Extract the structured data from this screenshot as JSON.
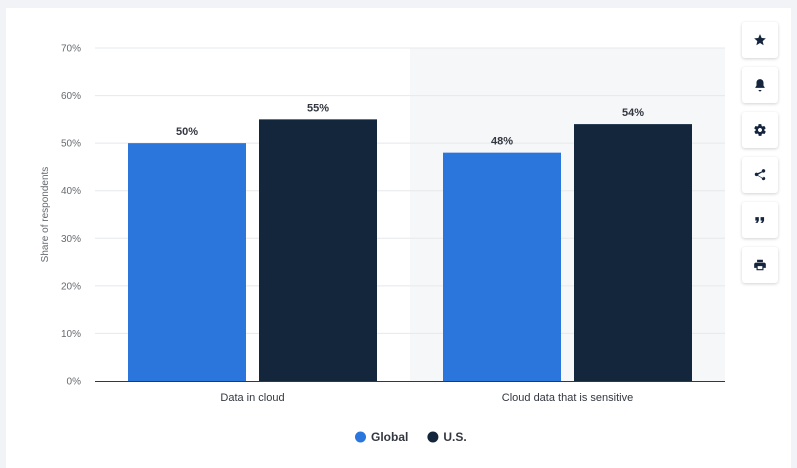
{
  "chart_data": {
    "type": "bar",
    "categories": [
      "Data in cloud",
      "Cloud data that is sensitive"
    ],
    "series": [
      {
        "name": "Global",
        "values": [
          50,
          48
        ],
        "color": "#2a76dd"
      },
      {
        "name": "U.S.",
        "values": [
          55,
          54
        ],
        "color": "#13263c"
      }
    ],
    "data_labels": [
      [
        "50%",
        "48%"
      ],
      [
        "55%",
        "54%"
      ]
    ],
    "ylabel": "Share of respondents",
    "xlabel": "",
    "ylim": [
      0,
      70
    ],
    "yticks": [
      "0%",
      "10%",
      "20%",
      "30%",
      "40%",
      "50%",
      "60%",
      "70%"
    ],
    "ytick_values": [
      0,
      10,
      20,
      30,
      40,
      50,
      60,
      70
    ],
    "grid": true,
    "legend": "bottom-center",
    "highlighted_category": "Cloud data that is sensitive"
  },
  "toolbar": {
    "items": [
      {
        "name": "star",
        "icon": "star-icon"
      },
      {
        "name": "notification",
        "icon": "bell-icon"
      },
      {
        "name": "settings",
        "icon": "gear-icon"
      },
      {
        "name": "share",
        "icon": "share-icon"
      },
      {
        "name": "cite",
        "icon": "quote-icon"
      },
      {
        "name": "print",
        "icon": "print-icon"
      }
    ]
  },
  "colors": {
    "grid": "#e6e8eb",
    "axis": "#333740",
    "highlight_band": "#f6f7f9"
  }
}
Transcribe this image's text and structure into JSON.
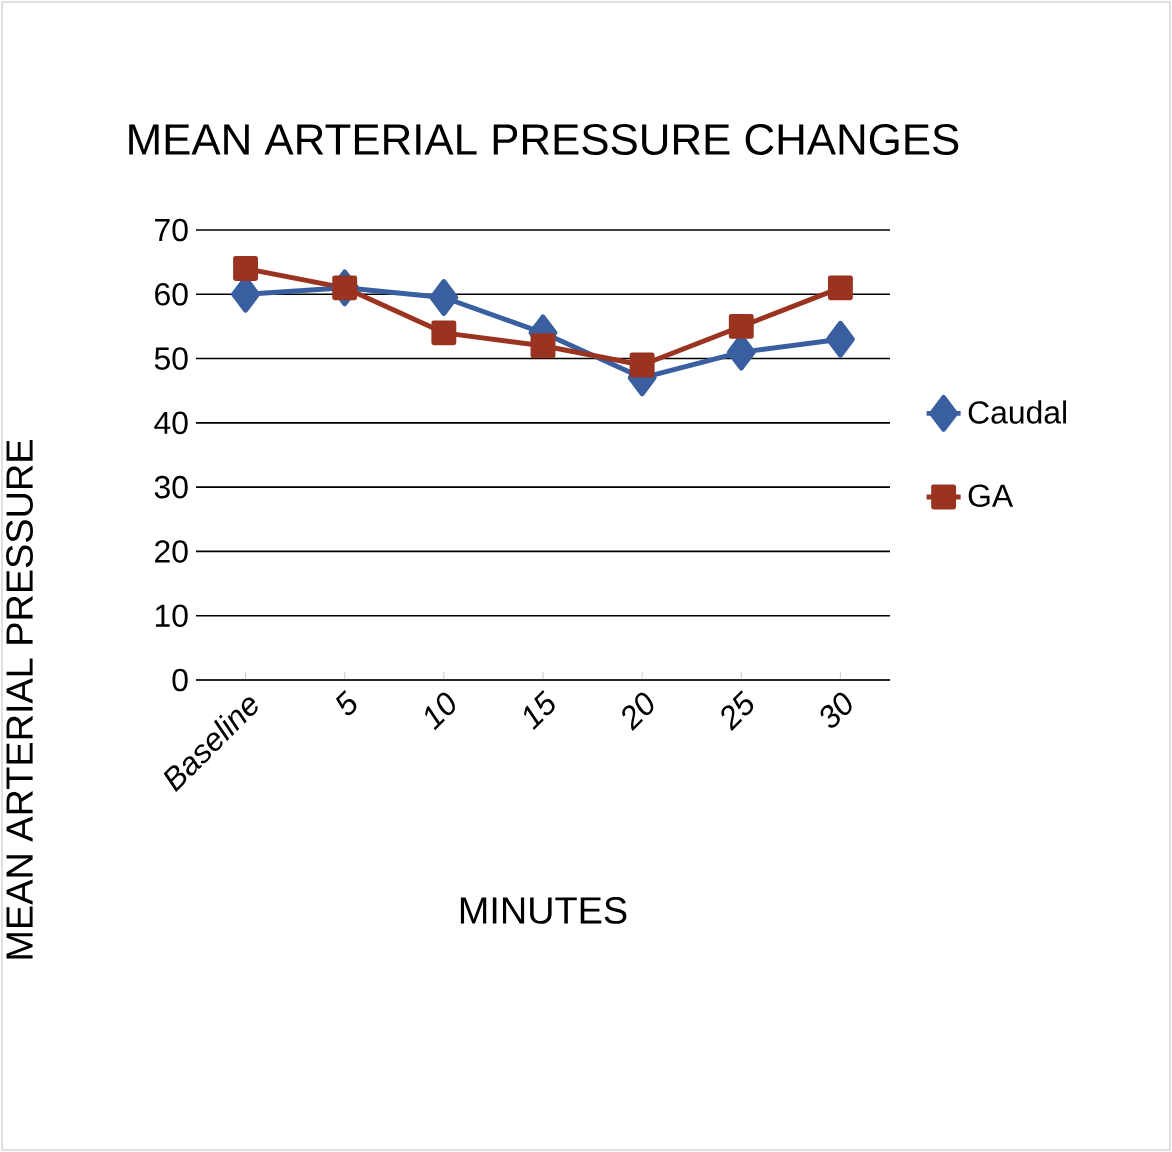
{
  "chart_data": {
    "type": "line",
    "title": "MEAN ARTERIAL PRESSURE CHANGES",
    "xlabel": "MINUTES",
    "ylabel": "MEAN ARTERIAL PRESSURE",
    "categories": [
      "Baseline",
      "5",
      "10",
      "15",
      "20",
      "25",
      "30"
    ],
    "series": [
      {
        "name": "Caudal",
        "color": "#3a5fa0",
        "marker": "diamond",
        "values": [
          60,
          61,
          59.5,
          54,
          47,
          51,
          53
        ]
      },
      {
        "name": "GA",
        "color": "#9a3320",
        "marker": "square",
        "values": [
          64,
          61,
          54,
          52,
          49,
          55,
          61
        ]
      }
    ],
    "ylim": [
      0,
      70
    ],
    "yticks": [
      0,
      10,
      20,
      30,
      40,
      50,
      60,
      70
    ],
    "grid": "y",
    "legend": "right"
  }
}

REQUIREMENT: Quote exactly, and nothing besides, the lines from the one with "Transcribe this image's" through the end of the records above; include both ends and omit the pictures.

SOLUTION TO THE EXERCISE:
Transcribe this image's text and structure into JSON.
{
  "chart_data": {
    "type": "line",
    "title": "MEAN ARTERIAL PRESSURE CHANGES",
    "xlabel": "MINUTES",
    "ylabel": "MEAN ARTERIAL PRESSURE",
    "categories": [
      "Baseline",
      "5",
      "10",
      "15",
      "20",
      "25",
      "30"
    ],
    "series": [
      {
        "name": "Caudal",
        "color": "#3a5fa0",
        "marker": "diamond",
        "values": [
          60,
          61,
          59.5,
          54,
          47,
          51,
          53
        ]
      },
      {
        "name": "GA",
        "color": "#9a3320",
        "marker": "square",
        "values": [
          64,
          61,
          54,
          52,
          49,
          55,
          61
        ]
      }
    ],
    "ylim": [
      0,
      70
    ],
    "yticks": [
      0,
      10,
      20,
      30,
      40,
      50,
      60,
      70
    ],
    "grid": "y",
    "legend": "right"
  }
}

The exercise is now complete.